[BEGIN]

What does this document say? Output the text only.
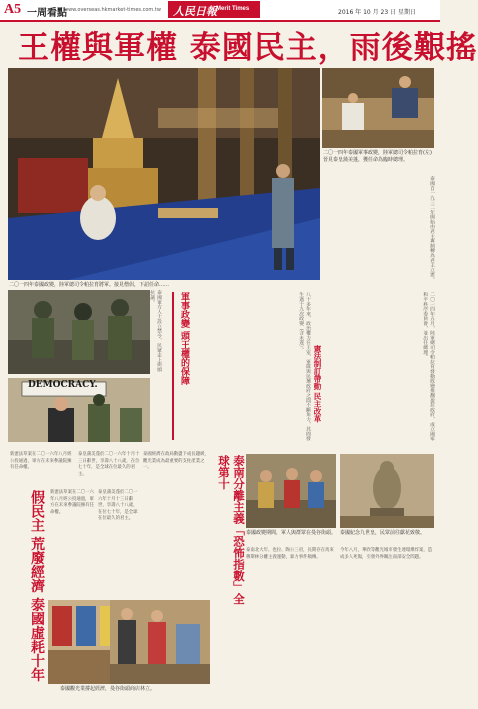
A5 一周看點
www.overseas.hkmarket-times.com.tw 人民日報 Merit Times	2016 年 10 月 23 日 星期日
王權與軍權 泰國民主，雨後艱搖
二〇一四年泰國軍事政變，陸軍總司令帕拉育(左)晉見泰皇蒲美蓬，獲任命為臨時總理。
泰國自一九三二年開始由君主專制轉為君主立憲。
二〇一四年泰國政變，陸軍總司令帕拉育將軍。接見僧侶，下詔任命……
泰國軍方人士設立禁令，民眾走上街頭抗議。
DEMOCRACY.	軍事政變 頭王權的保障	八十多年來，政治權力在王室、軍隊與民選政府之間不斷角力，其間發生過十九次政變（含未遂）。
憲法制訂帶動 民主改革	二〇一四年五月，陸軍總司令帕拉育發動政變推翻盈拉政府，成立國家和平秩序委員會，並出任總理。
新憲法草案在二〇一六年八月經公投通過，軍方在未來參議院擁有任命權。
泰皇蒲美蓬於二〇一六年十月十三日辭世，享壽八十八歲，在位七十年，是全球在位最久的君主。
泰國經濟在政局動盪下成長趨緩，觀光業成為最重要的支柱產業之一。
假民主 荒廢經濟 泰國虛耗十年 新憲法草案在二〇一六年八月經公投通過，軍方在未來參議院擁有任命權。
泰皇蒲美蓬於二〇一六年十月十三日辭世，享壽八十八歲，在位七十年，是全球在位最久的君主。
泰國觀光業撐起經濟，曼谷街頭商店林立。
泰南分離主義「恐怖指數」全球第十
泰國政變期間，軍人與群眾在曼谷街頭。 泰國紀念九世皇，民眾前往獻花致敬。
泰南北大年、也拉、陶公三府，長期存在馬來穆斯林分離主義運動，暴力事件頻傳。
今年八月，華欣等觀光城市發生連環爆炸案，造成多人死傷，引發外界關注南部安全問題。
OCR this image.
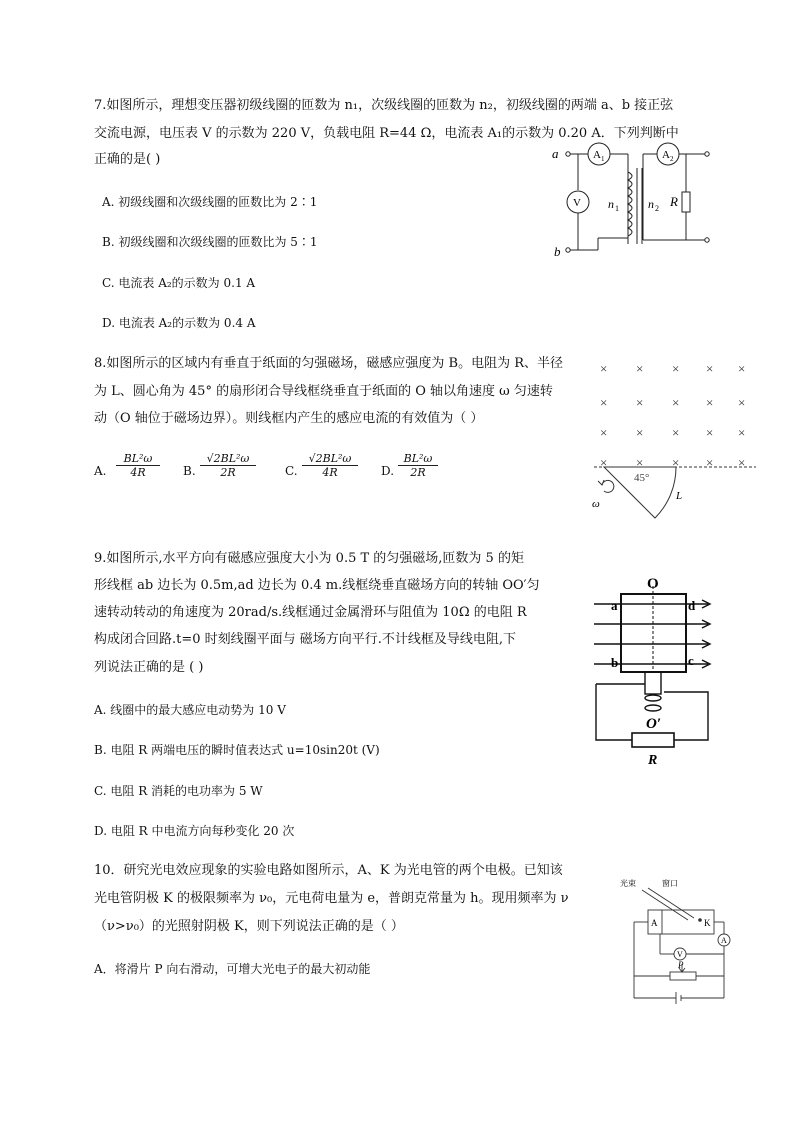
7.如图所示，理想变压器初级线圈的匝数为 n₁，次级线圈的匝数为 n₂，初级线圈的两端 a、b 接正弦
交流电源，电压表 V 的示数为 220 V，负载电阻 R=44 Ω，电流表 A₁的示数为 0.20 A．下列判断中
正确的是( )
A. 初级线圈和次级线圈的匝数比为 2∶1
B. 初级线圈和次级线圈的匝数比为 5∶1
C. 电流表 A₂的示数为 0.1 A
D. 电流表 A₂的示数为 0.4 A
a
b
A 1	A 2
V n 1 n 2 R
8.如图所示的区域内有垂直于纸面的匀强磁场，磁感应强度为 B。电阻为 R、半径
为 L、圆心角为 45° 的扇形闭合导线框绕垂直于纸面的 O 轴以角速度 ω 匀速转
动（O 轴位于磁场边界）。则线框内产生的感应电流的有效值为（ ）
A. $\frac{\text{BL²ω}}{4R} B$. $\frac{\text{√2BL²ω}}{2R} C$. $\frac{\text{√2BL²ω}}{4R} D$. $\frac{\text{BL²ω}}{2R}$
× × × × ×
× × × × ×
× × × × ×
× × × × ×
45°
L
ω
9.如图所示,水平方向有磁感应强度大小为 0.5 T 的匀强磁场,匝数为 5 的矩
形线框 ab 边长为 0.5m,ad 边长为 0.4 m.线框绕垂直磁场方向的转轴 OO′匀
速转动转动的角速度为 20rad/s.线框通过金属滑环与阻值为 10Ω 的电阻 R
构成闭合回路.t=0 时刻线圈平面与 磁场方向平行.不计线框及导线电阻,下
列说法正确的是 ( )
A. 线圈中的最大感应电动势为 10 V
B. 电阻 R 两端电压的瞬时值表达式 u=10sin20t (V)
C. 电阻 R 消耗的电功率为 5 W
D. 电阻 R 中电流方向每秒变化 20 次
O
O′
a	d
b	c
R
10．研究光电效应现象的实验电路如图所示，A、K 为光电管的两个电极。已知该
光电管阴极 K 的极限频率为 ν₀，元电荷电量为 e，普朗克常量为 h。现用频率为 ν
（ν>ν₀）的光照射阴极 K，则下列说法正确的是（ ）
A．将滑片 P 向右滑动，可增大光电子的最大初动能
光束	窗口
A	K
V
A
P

[END]

Stated goal: In your copy, repeat each record exactly and include no pictures.

Result of the exercise:
What does this document say? Output the text only.
A5 一周看點
www.overseas.hkmarket-times.com.tw 人民日報 Merit Times	2016 年 10 月 23 日 星期日
王權與軍權 泰國民主，雨後艱搖
二〇一四年泰國軍事政變，陸軍總司令帕拉育(左)晉見泰皇蒲美蓬，獲任命為臨時總理。
泰國自一九三二年開始由君主專制轉為君主立憲。
二〇一四年泰國政變，陸軍總司令帕拉育將軍。接見僧侶，下詔任命……
泰國軍方人士設立禁令，民眾走上街頭抗議。
DEMOCRACY.	軍事政變 頭王權的保障	八十多年來，政治權力在王室、軍隊與民選政府之間不斷角力，其間發生過十九次政變（含未遂）。
憲法制訂帶動 民主改革	二〇一四年五月，陸軍總司令帕拉育發動政變推翻盈拉政府，成立國家和平秩序委員會，並出任總理。
新憲法草案在二〇一六年八月經公投通過，軍方在未來參議院擁有任命權。
泰皇蒲美蓬於二〇一六年十月十三日辭世，享壽八十八歲，在位七十年，是全球在位最久的君主。
泰國經濟在政局動盪下成長趨緩，觀光業成為最重要的支柱產業之一。
假民主 荒廢經濟 泰國虛耗十年 新憲法草案在二〇一六年八月經公投通過，軍方在未來參議院擁有任命權。
泰皇蒲美蓬於二〇一六年十月十三日辭世，享壽八十八歲，在位七十年，是全球在位最久的君主。
泰國觀光業撐起經濟，曼谷街頭商店林立。
泰南分離主義「恐怖指數」全球第十
泰國政變期間，軍人與群眾在曼谷街頭。 泰國紀念九世皇，民眾前往獻花致敬。
泰南北大年、也拉、陶公三府，長期存在馬來穆斯林分離主義運動，暴力事件頻傳。
今年八月，華欣等觀光城市發生連環爆炸案，造成多人死傷，引發外界關注南部安全問題。
OCR this image.
7.如图所示，理想变压器初级线圈的匝数为 n₁，次级线圈的匝数为 n₂，初级线圈的两端 a、b 接正弦
交流电源，电压表 V 的示数为 220 V，负载电阻 R=44 Ω，电流表 A₁的示数为 0.20 A．下列判断中
正确的是( )
A. 初级线圈和次级线圈的匝数比为 2∶1
B. 初级线圈和次级线圈的匝数比为 5∶1
C. 电流表 A₂的示数为 0.1 A
D. 电流表 A₂的示数为 0.4 A
a
b
A 1	A 2
V n 1 n 2 R
8.如图所示的区域内有垂直于纸面的匀强磁场，磁感应强度为 B。电阻为 R、半径
为 L、圆心角为 45° 的扇形闭合导线框绕垂直于纸面的 O 轴以角速度 ω 匀速转
动（O 轴位于磁场边界）。则线框内产生的感应电流的有效值为（ ）
A. $\frac{\text{BL²ω}}{4R} B$. $\frac{\text{√2BL²ω}}{2R} C$. $\frac{\text{√2BL²ω}}{4R} D$. $\frac{\text{BL²ω}}{2R}$
× × × × ×
× × × × ×
× × × × ×
× × × × ×
45°
L
ω
9.如图所示,水平方向有磁感应强度大小为 0.5 T 的匀强磁场,匝数为 5 的矩
形线框 ab 边长为 0.5m,ad 边长为 0.4 m.线框绕垂直磁场方向的转轴 OO′匀
速转动转动的角速度为 20rad/s.线框通过金属滑环与阻值为 10Ω 的电阻 R
构成闭合回路.t=0 时刻线圈平面与 磁场方向平行.不计线框及导线电阻,下
列说法正确的是 ( )
A. 线圈中的最大感应电动势为 10 V
B. 电阻 R 两端电压的瞬时值表达式 u=10sin20t (V)
C. 电阻 R 消耗的电功率为 5 W
D. 电阻 R 中电流方向每秒变化 20 次
O
O′
a	d
b	c
R
10．研究光电效应现象的实验电路如图所示，A、K 为光电管的两个电极。已知该
光电管阴极 K 的极限频率为 ν₀，元电荷电量为 e，普朗克常量为 h。现用频率为 ν
（ν>ν₀）的光照射阴极 K，则下列说法正确的是（ ）
A．将滑片 P 向右滑动，可增大光电子的最大初动能
光束	窗口
A	K
V
A
P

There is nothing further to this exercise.